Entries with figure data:
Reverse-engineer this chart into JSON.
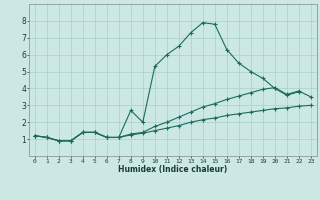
{
  "xlabel": "Humidex (Indice chaleur)",
  "xlim": [
    -0.5,
    23.5
  ],
  "ylim": [
    0,
    9
  ],
  "xticks": [
    0,
    1,
    2,
    3,
    4,
    5,
    6,
    7,
    8,
    9,
    10,
    11,
    12,
    13,
    14,
    15,
    16,
    17,
    18,
    19,
    20,
    21,
    22,
    23
  ],
  "yticks": [
    1,
    2,
    3,
    4,
    5,
    6,
    7,
    8
  ],
  "bg_color": "#cce8e5",
  "grid_color": "#aacfcc",
  "line_color": "#1a6b5e",
  "line1_x": [
    0,
    1,
    2,
    3,
    4,
    5,
    6,
    7,
    8,
    9,
    10,
    11,
    12,
    13,
    14,
    15,
    16,
    17,
    18,
    19,
    20,
    21,
    22
  ],
  "line1_y": [
    1.2,
    1.1,
    0.9,
    0.9,
    1.4,
    1.4,
    1.1,
    1.1,
    2.7,
    2.0,
    5.3,
    6.0,
    6.5,
    7.3,
    7.9,
    7.8,
    6.3,
    5.5,
    5.0,
    4.6,
    4.0,
    3.6,
    3.8
  ],
  "line2_x": [
    0,
    1,
    2,
    3,
    4,
    5,
    6,
    7,
    8,
    9,
    10,
    11,
    12,
    13,
    14,
    15,
    16,
    17,
    18,
    19,
    20,
    21,
    22,
    23
  ],
  "line2_y": [
    1.2,
    1.1,
    0.9,
    0.9,
    1.4,
    1.4,
    1.1,
    1.1,
    1.25,
    1.35,
    1.5,
    1.65,
    1.8,
    2.0,
    2.15,
    2.25,
    2.4,
    2.5,
    2.6,
    2.7,
    2.8,
    2.85,
    2.95,
    3.0
  ],
  "line3_x": [
    0,
    1,
    2,
    3,
    4,
    5,
    6,
    7,
    8,
    9,
    10,
    11,
    12,
    13,
    14,
    15,
    16,
    17,
    18,
    19,
    20,
    21,
    22,
    23
  ],
  "line3_y": [
    1.2,
    1.1,
    0.9,
    0.9,
    1.4,
    1.4,
    1.1,
    1.1,
    1.3,
    1.4,
    1.75,
    2.0,
    2.3,
    2.6,
    2.9,
    3.1,
    3.35,
    3.55,
    3.75,
    3.95,
    4.05,
    3.65,
    3.85,
    3.5
  ]
}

# Challenge
Leave the pictures out, and transcribe each of the records exactly.

# Result for this task
Reverse-engineer this chart into JSON.
{
  "xlabel": "Humidex (Indice chaleur)",
  "xlim": [
    -0.5,
    23.5
  ],
  "ylim": [
    0,
    9
  ],
  "xticks": [
    0,
    1,
    2,
    3,
    4,
    5,
    6,
    7,
    8,
    9,
    10,
    11,
    12,
    13,
    14,
    15,
    16,
    17,
    18,
    19,
    20,
    21,
    22,
    23
  ],
  "yticks": [
    1,
    2,
    3,
    4,
    5,
    6,
    7,
    8
  ],
  "bg_color": "#cce8e5",
  "grid_color": "#aacfcc",
  "line_color": "#1a6b5e",
  "line1_x": [
    0,
    1,
    2,
    3,
    4,
    5,
    6,
    7,
    8,
    9,
    10,
    11,
    12,
    13,
    14,
    15,
    16,
    17,
    18,
    19,
    20,
    21,
    22
  ],
  "line1_y": [
    1.2,
    1.1,
    0.9,
    0.9,
    1.4,
    1.4,
    1.1,
    1.1,
    2.7,
    2.0,
    5.3,
    6.0,
    6.5,
    7.3,
    7.9,
    7.8,
    6.3,
    5.5,
    5.0,
    4.6,
    4.0,
    3.6,
    3.8
  ],
  "line2_x": [
    0,
    1,
    2,
    3,
    4,
    5,
    6,
    7,
    8,
    9,
    10,
    11,
    12,
    13,
    14,
    15,
    16,
    17,
    18,
    19,
    20,
    21,
    22,
    23
  ],
  "line2_y": [
    1.2,
    1.1,
    0.9,
    0.9,
    1.4,
    1.4,
    1.1,
    1.1,
    1.25,
    1.35,
    1.5,
    1.65,
    1.8,
    2.0,
    2.15,
    2.25,
    2.4,
    2.5,
    2.6,
    2.7,
    2.8,
    2.85,
    2.95,
    3.0
  ],
  "line3_x": [
    0,
    1,
    2,
    3,
    4,
    5,
    6,
    7,
    8,
    9,
    10,
    11,
    12,
    13,
    14,
    15,
    16,
    17,
    18,
    19,
    20,
    21,
    22,
    23
  ],
  "line3_y": [
    1.2,
    1.1,
    0.9,
    0.9,
    1.4,
    1.4,
    1.1,
    1.1,
    1.3,
    1.4,
    1.75,
    2.0,
    2.3,
    2.6,
    2.9,
    3.1,
    3.35,
    3.55,
    3.75,
    3.95,
    4.05,
    3.65,
    3.85,
    3.5
  ]
}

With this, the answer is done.